## [Dataset excerpt]
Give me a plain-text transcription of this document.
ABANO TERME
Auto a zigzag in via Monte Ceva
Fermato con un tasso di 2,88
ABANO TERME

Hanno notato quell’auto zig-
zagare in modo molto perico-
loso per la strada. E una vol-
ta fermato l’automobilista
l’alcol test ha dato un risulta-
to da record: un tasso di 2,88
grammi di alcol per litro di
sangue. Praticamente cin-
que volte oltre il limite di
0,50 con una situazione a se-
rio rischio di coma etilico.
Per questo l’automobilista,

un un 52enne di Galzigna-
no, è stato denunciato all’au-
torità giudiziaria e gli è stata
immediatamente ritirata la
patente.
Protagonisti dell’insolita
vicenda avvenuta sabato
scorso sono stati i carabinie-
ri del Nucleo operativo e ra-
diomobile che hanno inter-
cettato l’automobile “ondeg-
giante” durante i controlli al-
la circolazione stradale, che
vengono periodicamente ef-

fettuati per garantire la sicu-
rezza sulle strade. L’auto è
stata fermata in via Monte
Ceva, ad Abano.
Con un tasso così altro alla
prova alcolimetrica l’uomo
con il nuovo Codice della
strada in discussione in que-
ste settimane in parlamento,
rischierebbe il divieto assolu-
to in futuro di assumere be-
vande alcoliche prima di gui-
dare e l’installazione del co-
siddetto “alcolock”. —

...

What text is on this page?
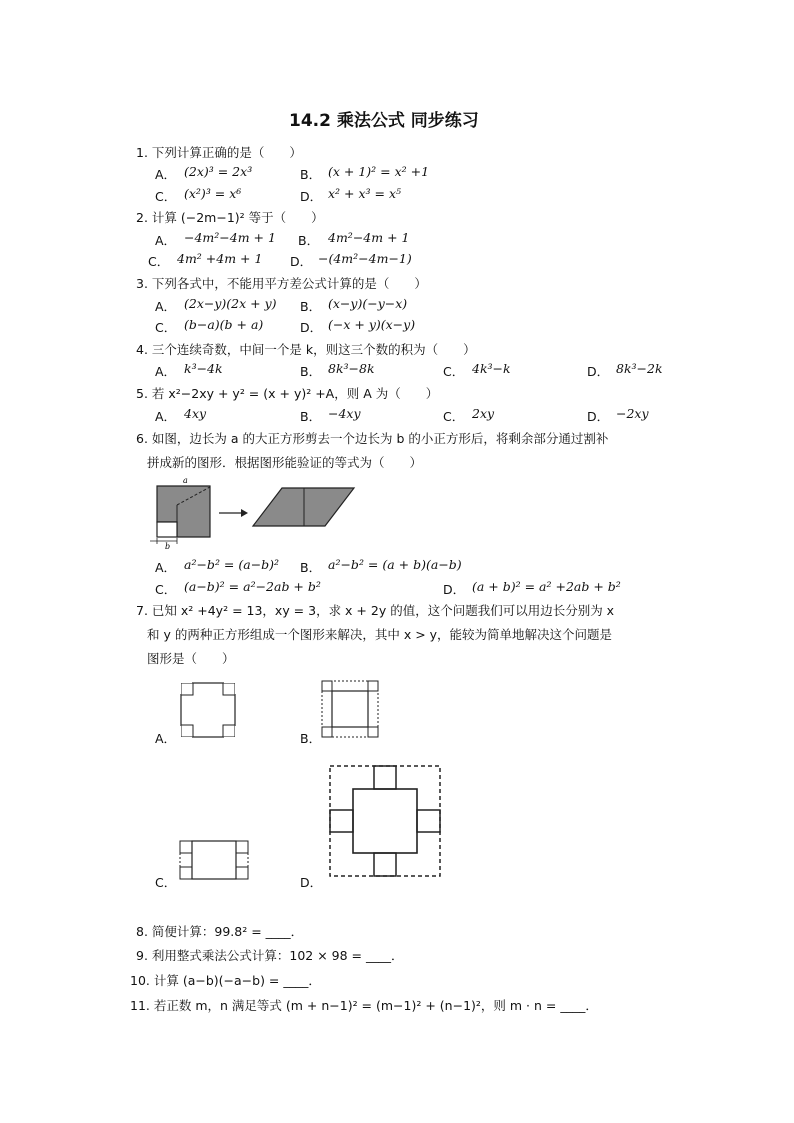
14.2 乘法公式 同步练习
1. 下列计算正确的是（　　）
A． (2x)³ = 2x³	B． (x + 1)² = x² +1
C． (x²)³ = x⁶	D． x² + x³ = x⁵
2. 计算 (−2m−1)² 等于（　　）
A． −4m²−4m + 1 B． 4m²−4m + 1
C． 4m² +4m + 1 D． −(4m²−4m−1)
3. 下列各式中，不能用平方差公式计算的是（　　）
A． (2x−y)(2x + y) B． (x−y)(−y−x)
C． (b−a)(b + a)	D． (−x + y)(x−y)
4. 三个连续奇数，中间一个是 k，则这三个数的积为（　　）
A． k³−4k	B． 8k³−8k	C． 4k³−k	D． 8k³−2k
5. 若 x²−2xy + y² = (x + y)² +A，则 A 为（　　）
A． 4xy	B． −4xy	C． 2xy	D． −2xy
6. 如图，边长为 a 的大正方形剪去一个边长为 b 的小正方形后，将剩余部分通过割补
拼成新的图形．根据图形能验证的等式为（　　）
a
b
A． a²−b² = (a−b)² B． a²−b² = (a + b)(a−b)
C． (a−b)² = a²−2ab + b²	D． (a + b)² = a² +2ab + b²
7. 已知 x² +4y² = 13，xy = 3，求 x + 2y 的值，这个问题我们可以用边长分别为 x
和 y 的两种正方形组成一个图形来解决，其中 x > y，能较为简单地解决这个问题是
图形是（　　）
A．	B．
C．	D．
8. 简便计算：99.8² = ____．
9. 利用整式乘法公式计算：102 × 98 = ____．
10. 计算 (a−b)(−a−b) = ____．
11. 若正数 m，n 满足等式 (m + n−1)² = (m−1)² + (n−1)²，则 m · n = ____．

## [Requirement]
Give the count of lines in the listing that hold the word "automobilista", with no other text.

## [Right answer]
2